EXERCISE AIM: Identify the lines that contain the word "with", then copy them.

====================

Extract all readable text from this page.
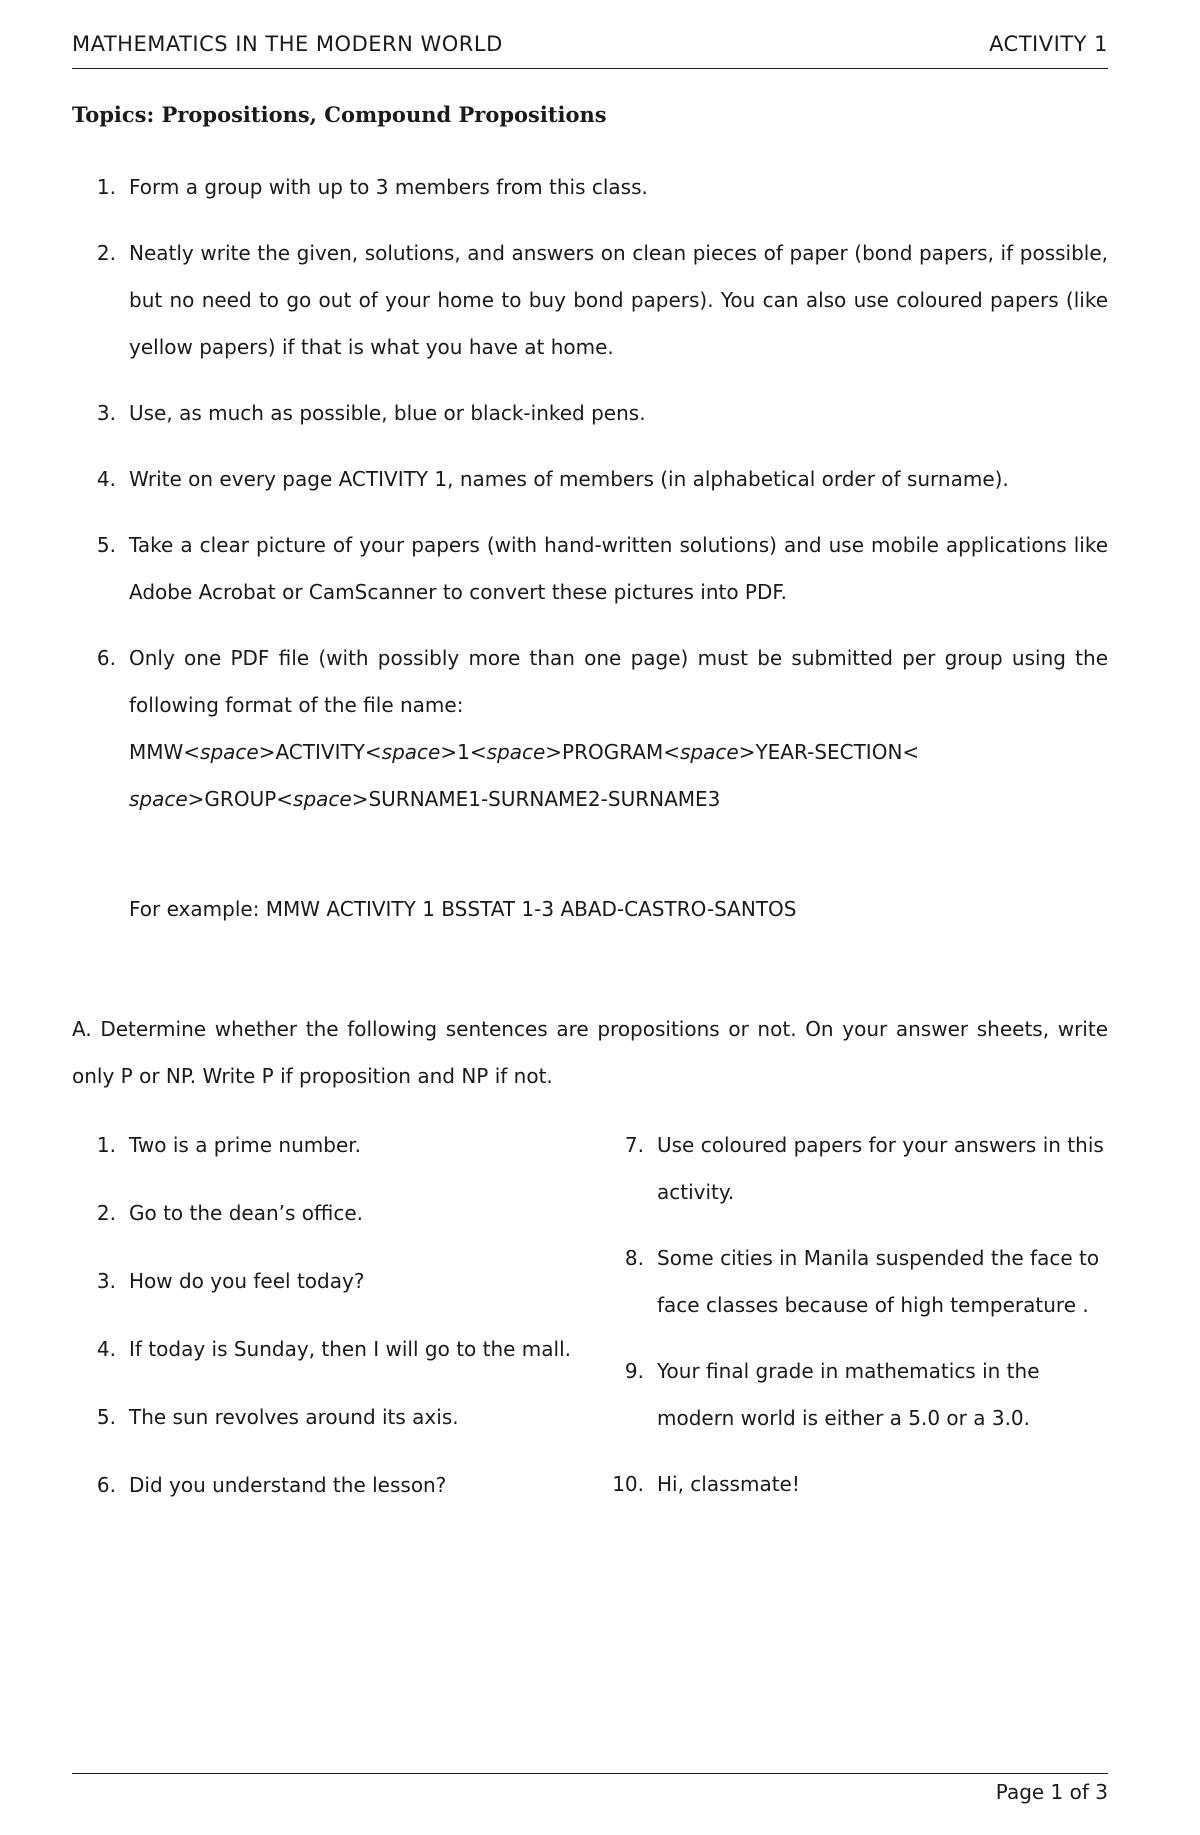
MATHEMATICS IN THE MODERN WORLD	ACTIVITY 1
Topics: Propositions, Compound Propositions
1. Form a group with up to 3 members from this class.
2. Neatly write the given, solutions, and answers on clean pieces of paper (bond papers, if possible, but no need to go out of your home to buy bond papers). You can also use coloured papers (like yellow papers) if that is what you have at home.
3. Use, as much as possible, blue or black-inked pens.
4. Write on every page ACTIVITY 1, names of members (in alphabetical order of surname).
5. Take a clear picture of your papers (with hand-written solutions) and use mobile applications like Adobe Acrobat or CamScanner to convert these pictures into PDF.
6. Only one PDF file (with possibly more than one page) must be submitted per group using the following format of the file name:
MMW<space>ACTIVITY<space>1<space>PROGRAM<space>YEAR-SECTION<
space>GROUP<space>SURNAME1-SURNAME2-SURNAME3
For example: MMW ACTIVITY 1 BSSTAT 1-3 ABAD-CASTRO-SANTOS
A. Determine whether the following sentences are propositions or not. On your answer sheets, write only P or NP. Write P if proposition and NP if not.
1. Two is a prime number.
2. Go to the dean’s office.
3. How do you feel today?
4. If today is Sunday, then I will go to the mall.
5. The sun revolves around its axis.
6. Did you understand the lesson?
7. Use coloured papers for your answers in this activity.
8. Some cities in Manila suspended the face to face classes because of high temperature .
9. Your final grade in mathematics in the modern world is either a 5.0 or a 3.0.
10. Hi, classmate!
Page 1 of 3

====================

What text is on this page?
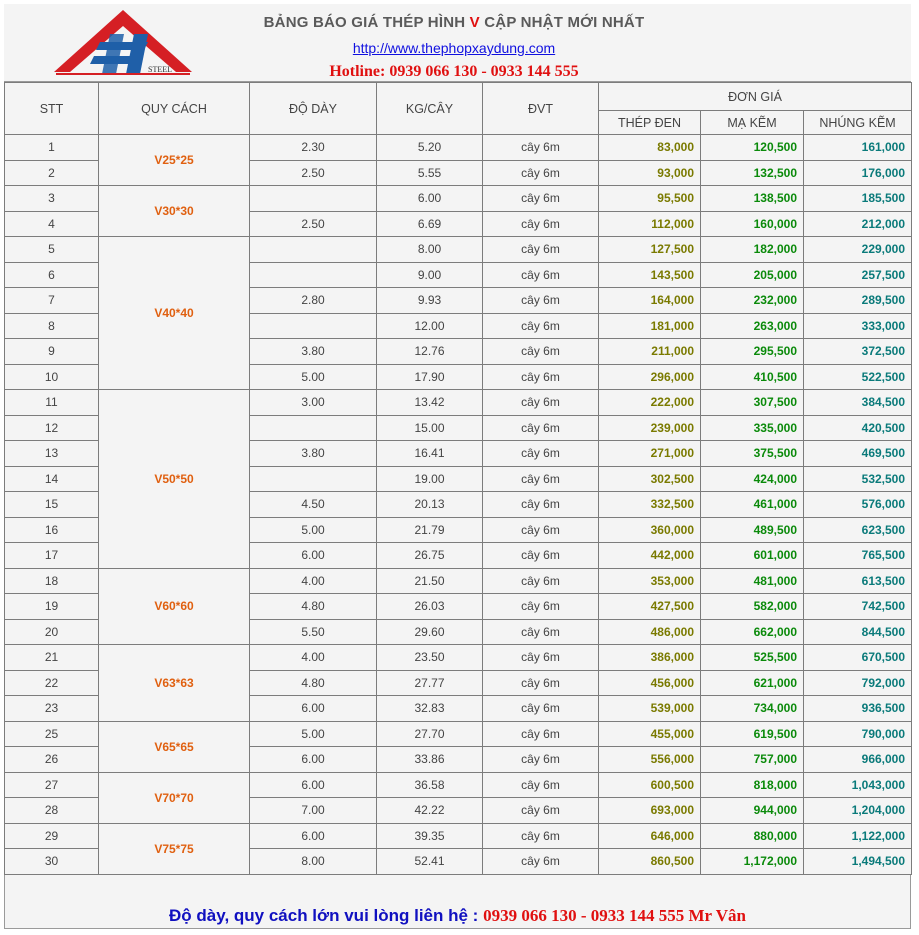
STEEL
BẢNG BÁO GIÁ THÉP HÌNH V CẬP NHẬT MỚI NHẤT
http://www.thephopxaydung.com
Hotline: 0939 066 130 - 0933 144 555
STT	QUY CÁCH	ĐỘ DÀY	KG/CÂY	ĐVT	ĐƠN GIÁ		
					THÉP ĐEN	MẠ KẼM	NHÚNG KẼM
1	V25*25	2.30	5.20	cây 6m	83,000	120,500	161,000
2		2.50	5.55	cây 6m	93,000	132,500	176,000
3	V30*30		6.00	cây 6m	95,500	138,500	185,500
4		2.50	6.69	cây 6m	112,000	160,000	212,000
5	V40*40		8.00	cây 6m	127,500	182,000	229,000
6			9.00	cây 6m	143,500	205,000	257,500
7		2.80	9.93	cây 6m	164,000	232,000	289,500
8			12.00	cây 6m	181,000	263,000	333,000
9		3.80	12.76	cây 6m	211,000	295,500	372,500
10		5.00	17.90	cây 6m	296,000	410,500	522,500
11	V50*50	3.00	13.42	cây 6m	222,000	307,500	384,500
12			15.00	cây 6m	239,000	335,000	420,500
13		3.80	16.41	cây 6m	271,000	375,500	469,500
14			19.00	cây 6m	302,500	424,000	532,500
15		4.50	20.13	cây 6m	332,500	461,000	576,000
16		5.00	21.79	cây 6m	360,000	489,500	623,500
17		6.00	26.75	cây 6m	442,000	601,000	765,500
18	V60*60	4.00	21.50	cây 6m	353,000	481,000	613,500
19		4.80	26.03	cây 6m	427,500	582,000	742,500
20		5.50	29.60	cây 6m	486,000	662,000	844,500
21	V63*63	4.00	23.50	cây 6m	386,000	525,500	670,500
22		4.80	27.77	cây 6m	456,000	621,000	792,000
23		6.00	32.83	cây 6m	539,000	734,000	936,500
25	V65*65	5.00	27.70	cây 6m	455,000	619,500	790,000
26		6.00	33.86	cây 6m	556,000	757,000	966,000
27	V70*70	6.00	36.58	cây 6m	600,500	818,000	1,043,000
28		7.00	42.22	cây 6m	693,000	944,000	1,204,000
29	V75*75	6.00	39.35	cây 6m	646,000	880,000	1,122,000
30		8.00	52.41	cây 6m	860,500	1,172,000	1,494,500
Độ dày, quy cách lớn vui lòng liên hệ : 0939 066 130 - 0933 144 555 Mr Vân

====================

SOLUTION FOR THIS PROBLEM:
1. Form a group with up to 3 members from this class.
5. Take a clear picture of your papers (with hand-written solutions) and use mobile applications like Adobe Acrobat or CamScanner to convert these pictures into PDF.
6. Only one PDF file (with possibly more than one page) must be submitted per group using the following format of the file name:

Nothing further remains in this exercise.